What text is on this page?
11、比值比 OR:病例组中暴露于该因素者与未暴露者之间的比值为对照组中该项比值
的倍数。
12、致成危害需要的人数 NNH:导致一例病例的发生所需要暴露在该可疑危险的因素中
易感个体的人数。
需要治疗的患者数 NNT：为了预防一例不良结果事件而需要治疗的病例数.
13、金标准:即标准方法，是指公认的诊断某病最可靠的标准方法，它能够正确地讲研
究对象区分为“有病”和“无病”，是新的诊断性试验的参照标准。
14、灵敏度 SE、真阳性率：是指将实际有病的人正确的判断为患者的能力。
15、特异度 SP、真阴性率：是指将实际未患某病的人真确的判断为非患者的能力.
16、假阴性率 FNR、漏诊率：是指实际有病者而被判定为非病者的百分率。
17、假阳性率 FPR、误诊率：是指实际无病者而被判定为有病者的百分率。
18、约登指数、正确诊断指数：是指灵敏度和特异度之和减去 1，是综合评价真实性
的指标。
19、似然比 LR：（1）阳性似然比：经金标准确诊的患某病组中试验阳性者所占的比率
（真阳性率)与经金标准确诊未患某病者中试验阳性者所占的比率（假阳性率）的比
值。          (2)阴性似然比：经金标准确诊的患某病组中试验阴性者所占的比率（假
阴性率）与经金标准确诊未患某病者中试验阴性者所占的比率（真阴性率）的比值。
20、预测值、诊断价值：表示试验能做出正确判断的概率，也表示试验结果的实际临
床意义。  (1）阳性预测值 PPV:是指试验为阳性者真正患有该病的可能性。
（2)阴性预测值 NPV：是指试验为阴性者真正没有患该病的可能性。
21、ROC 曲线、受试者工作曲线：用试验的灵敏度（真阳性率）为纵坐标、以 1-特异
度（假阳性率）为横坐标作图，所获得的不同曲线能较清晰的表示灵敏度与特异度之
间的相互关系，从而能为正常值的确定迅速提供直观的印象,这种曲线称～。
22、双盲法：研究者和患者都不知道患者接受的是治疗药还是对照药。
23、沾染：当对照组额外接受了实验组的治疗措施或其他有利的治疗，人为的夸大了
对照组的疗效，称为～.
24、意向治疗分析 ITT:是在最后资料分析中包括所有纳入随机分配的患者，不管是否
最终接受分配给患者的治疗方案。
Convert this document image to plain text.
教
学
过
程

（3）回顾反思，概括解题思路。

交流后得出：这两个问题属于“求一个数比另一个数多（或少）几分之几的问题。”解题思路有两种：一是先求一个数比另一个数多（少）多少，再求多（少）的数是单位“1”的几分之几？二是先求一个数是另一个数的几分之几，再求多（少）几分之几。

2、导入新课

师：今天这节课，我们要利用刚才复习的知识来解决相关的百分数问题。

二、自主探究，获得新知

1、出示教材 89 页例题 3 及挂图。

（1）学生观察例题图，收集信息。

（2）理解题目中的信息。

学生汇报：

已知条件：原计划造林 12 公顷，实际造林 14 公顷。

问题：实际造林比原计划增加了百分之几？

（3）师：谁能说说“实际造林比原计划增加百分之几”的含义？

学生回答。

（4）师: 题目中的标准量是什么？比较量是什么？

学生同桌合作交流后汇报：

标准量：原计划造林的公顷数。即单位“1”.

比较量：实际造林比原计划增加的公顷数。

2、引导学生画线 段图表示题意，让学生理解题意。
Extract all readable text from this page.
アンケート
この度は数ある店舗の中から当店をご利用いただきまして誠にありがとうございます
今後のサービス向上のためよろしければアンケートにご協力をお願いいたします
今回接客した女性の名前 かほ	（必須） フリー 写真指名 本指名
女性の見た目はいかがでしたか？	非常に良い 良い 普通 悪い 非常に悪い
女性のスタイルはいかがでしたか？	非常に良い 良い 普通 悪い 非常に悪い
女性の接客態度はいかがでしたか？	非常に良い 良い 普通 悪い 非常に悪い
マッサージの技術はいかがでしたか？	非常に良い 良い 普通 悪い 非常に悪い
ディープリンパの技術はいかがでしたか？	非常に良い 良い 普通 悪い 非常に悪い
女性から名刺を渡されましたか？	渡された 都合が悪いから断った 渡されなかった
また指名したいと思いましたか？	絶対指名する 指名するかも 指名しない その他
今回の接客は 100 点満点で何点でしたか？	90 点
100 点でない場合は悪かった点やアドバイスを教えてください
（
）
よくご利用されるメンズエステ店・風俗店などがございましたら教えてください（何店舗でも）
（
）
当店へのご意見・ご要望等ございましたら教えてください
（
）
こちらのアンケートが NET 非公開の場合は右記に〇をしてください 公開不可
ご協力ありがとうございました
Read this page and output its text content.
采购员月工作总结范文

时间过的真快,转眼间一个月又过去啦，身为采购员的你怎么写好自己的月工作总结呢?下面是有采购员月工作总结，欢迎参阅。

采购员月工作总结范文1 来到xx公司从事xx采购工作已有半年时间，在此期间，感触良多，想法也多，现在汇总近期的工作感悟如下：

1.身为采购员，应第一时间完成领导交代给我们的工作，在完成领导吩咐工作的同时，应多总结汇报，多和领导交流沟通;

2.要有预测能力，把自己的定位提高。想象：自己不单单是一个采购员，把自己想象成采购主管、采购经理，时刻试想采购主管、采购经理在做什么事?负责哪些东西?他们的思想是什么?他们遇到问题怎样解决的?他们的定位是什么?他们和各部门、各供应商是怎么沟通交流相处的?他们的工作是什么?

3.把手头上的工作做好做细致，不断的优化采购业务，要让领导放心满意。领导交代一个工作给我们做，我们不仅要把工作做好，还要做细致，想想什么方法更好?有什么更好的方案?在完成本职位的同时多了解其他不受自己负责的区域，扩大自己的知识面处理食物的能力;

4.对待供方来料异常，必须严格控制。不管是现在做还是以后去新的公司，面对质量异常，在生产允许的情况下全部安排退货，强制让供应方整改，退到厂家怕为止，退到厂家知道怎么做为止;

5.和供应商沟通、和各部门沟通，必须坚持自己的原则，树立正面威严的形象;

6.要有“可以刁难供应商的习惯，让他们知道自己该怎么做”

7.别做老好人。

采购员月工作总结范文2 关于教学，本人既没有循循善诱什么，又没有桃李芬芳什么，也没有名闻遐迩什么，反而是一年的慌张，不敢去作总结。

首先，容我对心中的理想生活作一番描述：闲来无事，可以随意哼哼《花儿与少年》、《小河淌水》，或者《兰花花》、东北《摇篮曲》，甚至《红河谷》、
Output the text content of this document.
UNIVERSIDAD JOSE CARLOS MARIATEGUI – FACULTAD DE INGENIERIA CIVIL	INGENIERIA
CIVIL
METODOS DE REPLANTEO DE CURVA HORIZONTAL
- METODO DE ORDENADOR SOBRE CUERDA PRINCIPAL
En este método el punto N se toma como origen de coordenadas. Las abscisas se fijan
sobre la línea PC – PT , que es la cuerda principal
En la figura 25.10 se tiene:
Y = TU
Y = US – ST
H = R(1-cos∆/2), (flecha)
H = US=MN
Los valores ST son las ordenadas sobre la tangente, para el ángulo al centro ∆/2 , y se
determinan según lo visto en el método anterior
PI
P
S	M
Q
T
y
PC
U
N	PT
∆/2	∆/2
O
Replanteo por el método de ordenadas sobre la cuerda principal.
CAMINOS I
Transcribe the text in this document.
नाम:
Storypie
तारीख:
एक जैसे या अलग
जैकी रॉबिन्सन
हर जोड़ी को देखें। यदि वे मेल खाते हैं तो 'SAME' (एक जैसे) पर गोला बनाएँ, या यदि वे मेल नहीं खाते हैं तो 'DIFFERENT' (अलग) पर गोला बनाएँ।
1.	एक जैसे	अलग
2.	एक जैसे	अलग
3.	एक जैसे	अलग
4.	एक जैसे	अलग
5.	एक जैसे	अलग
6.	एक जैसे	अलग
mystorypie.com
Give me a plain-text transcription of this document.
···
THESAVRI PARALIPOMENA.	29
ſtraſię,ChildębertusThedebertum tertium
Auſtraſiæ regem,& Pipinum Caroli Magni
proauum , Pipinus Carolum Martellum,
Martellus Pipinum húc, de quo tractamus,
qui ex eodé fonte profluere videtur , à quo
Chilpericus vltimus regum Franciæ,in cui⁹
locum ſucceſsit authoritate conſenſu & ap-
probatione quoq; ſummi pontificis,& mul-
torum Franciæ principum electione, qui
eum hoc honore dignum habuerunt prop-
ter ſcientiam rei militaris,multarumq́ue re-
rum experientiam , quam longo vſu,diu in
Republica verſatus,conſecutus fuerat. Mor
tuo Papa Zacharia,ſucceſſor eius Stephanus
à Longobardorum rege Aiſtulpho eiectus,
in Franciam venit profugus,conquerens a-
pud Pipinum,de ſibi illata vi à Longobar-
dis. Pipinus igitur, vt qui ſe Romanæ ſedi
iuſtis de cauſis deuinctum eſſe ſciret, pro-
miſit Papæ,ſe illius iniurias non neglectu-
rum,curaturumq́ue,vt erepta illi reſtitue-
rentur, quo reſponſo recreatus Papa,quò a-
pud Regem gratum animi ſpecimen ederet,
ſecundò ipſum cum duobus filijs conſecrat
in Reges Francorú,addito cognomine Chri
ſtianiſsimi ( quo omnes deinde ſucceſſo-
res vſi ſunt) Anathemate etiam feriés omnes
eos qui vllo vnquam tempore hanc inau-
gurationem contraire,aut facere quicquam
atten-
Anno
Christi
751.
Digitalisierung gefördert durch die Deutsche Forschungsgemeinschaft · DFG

§ **CHALLENGE**:
Within the listing above, find every line containing the string "content" and return it.

§ **COMPLETED EXERCISE**:
Read this page and output its text content.
Output the text content of this document.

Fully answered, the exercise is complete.